_GIVEN TASK_:
Copy every line that contains the string "vendor" from the entries below.

################

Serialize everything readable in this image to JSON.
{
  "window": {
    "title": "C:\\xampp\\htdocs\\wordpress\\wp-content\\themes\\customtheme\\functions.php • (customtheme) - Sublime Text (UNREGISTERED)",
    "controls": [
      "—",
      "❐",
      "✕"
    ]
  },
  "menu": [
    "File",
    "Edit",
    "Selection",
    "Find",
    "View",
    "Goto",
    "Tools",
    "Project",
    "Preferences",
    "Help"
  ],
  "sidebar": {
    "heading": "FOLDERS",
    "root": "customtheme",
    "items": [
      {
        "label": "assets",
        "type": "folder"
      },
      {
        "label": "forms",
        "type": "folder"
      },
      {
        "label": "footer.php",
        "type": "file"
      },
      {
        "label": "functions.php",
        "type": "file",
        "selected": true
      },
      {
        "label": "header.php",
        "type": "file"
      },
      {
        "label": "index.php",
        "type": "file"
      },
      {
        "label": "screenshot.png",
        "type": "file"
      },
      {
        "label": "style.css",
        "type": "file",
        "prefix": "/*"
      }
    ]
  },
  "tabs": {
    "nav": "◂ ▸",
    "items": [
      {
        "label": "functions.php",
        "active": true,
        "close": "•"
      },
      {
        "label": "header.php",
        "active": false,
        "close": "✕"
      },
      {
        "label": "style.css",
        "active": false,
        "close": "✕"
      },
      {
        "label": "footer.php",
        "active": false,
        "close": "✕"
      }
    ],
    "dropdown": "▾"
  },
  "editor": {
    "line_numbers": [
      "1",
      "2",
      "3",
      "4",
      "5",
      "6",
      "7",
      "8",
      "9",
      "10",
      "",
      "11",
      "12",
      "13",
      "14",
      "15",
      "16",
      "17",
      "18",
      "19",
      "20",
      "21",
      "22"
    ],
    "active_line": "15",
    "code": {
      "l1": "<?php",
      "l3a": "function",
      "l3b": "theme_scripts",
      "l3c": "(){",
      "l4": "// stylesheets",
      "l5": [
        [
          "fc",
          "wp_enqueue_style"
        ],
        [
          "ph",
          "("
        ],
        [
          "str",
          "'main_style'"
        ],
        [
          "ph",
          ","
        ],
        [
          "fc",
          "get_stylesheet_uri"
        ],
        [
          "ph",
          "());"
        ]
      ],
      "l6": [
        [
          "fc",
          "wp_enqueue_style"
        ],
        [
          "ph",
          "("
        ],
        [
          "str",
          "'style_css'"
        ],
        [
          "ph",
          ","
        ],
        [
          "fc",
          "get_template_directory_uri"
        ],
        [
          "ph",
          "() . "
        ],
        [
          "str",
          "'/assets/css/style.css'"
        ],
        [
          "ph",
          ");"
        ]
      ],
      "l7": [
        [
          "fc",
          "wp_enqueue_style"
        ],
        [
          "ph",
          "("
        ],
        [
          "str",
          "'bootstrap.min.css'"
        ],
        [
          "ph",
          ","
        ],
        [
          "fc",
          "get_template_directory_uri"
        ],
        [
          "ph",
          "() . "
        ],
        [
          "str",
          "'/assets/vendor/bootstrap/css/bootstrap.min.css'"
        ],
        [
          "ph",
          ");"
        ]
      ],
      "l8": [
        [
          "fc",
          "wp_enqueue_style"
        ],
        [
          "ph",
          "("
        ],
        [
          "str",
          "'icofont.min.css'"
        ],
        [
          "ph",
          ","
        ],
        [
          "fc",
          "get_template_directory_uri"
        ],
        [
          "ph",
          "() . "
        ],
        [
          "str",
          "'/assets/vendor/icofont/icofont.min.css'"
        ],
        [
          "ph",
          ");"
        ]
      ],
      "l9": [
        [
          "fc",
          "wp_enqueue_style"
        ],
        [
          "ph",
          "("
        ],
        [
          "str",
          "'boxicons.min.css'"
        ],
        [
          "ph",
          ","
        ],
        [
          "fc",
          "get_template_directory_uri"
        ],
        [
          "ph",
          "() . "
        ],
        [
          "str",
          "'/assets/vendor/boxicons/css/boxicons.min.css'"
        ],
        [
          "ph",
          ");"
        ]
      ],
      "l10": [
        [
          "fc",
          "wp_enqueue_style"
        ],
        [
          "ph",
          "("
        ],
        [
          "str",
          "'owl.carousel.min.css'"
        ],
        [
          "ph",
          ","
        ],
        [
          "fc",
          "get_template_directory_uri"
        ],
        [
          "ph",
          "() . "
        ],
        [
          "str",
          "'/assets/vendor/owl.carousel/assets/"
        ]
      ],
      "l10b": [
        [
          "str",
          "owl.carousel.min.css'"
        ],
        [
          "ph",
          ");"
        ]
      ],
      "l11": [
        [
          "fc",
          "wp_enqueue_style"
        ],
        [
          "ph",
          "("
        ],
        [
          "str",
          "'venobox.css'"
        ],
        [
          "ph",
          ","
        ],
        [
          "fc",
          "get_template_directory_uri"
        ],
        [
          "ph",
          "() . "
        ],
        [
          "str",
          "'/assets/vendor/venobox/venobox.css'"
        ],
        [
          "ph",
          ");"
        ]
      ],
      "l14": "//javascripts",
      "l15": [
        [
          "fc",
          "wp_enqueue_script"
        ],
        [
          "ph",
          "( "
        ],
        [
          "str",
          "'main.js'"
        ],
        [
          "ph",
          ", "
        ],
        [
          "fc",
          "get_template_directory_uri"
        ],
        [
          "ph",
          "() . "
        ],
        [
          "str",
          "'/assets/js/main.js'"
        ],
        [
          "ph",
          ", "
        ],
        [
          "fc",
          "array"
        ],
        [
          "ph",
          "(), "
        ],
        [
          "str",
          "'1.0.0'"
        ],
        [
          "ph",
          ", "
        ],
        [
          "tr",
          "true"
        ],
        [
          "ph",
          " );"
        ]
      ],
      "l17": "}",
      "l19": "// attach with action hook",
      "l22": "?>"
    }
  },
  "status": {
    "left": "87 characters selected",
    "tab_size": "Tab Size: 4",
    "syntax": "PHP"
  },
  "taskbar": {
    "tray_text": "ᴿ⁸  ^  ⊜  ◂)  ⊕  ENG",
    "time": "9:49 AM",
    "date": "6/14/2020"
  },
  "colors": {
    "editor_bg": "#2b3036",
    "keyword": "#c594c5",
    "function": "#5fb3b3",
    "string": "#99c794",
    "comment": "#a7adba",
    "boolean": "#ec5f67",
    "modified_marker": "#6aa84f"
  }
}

################

_WORKED SOLUTION_:
          "'/assets/vendor/bootstrap/css/bootstrap.min.css'"
          "'/assets/vendor/icofont/icofont.min.css'"
          "'/assets/vendor/boxicons/css/boxicons.min.css'"
          "'/assets/vendor/owl.carousel/assets/"
          "'/assets/vendor/venobox/venobox.css'"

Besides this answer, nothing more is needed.